_WHAT THE TASK REQUIRES_. Give the number of lines that contain the string "Promosi", and nothing else.

Extracted data entries:
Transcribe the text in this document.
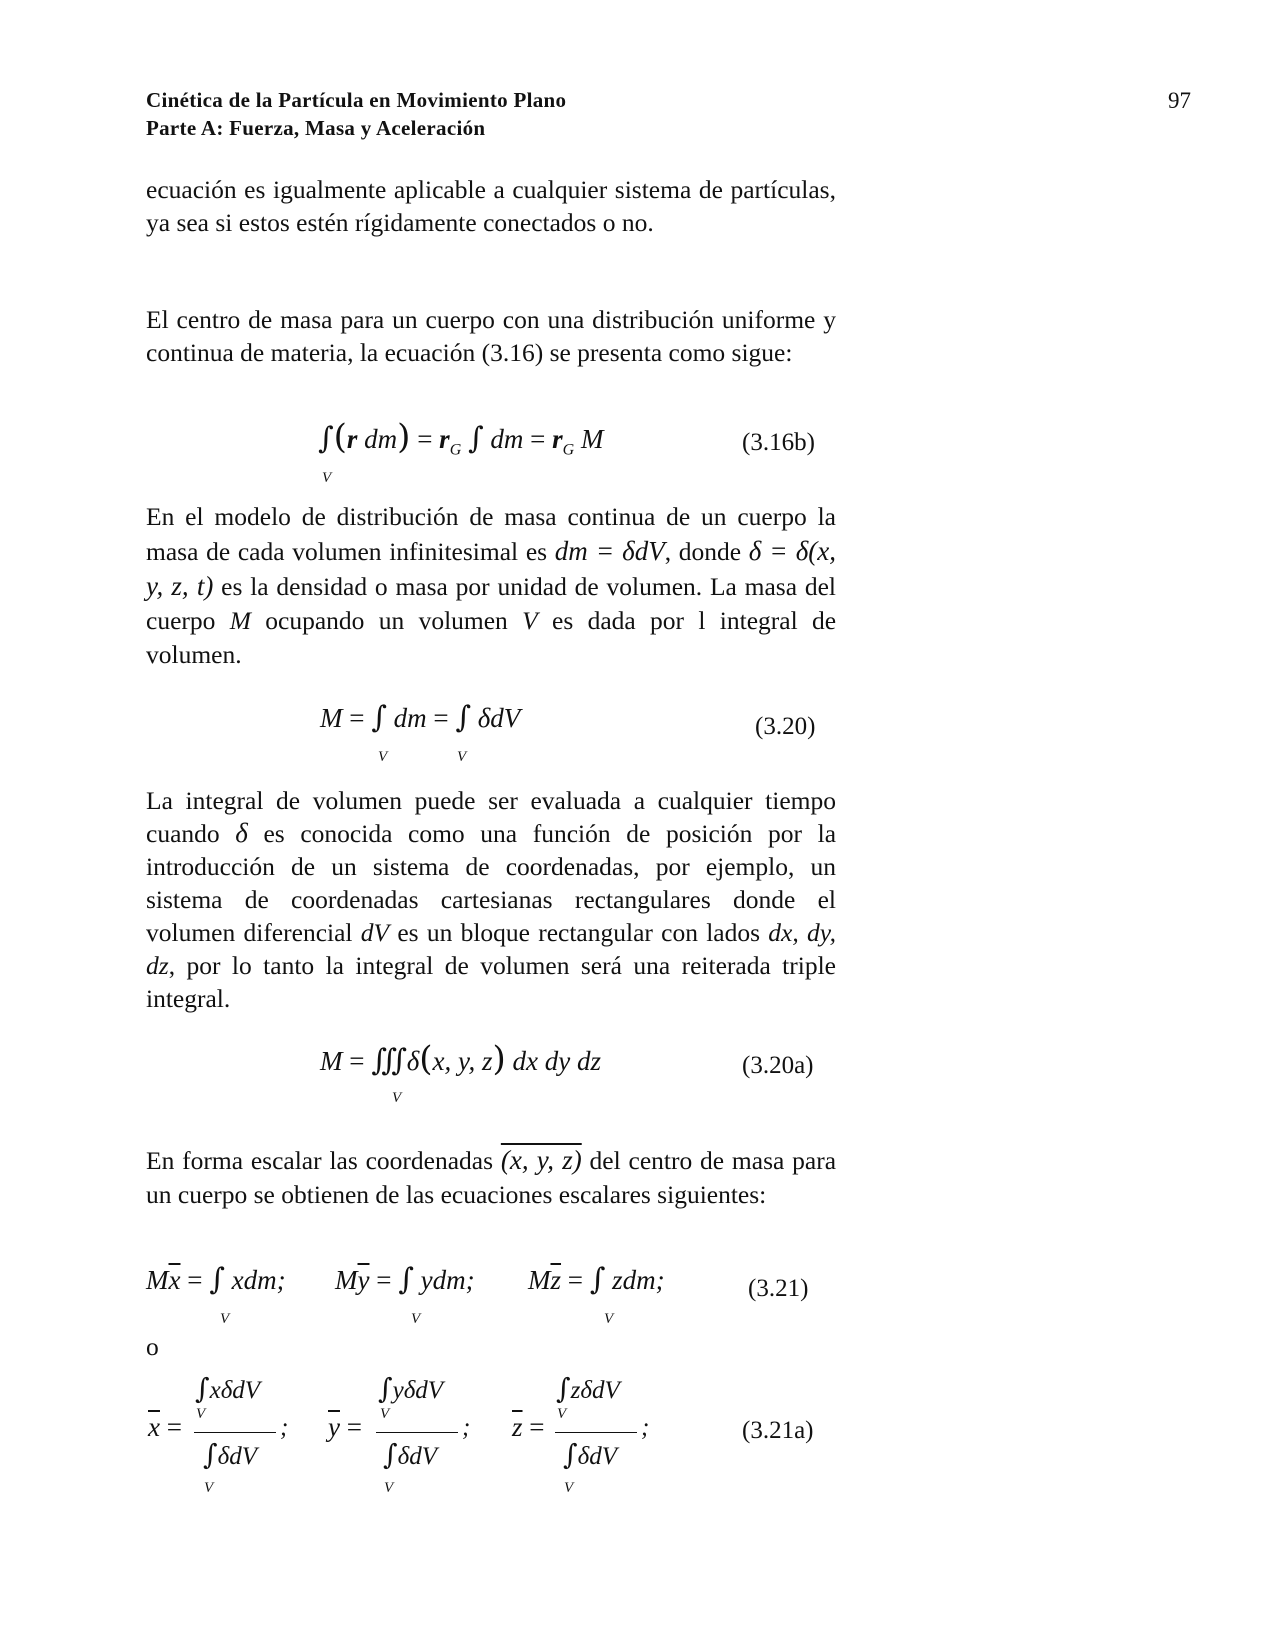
Cinética de la Partícula en Movimiento Plano
Parte A: Fuerza, Masa y Aceleración
97
ecuación es igualmente aplicable a cualquier sistema de partículas, ya sea si estos estén rígidamente conectados o no.
El centro de masa para un cuerpo con una distribución uniforme y continua de materia, la ecuación (3.16) se presenta como sigue:
∫(r $dm) = r_G$ ∫ dm = $r_G$ M
V
(3.16b)
En el modelo de distribución de masa continua de un cuerpo la masa de cada volumen infinitesimal es dm = δdV, donde δ = δ(x, y, z, t) es la densidad o masa por unidad de volumen. La masa del cuerpo M ocupando un volumen V es dada por l integral de volumen.
M = ∫ dm = ∫ δdV
V	V
(3.20)
La integral de volumen puede ser evaluada a cualquier tiempo cuando δ es conocida como una función de posición por la introducción de un sistema de coordenadas, por ejemplo, un sistema de coordenadas cartesianas rectangulares donde el volumen diferencial dV es un bloque rectangular con lados dx, dy, dz, por lo tanto la integral de volumen será una reiterada triple integral.
M = ∭δ(x, y, z) dx dy dz
V
(3.20a)
En forma escalar las coordenadas (x, y, z) del centro de masa para un cuerpo se obtienen de las ecuaciones escalares siguientes:
$M\overline{x}$ = ∫ xdm; $M\overline{y}$ = ∫ ydm; $M\overline{z}$ = ∫ zdm;
V	V	V
(3.21)
o
∫xδdV
V
$\overline{x}$ =
∫δdV
V
;
∫yδdV
V
$\overline{y}$ =
∫δdV
V
;
∫zδdV
V
$\overline{z}$ =
∫δdV
V
;	(3.21a)
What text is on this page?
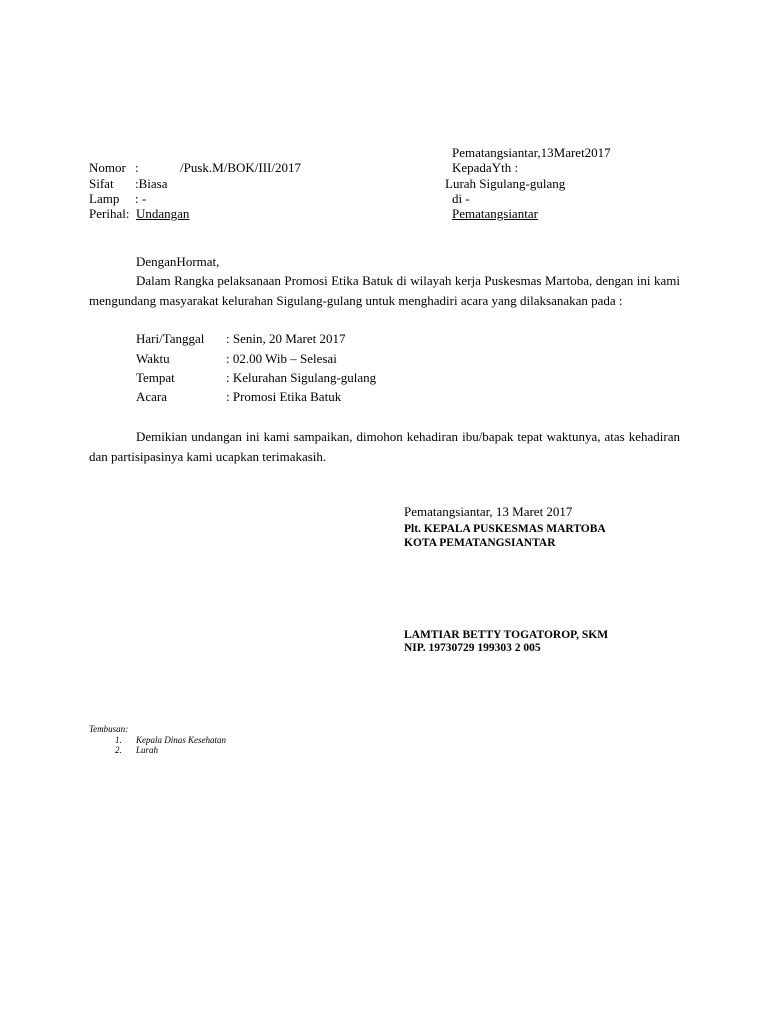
Pematangsiantar,13Maret2017
Nomor :	/Pusk.M/BOK/III/2017
Sifat :Biasa
Lamp : -
Perihal: Undangan
KepadaYth :
Lurah Sigulang-gulang
di -
Pematangsiantar
DenganHormat,
Dalam Rangka pelaksanaan Promosi Etika Batuk di wilayah kerja Puskesmas Martoba, dengan ini kami mengundang masyarakat kelurahan Sigulang-gulang untuk menghadiri acara yang dilaksanakan pada :
Hari/Tanggal : Senin, 20 Maret 2017
Waktu	: 02.00 Wib – Selesai
Tempat	: Kelurahan Sigulang-gulang
Acara	: Promosi Etika Batuk
Demikian undangan ini kami sampaikan, dimohon kehadiran ibu/bapak tepat waktunya, atas kehadiran dan partisipasinya kami ucapkan terimakasih.
Pematangsiantar, 13 Maret 2017
Plt. KEPALA PUSKESMAS MARTOBA
KOTA PEMATANGSIANTAR
LAMTIAR BETTY TOGATOROP, SKM
NIP. 19730729 199303 2 005
Tembusan:
1. Kepala Dinas Kesehatan
2. Lurah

_RESULT OF THE TASK_. 2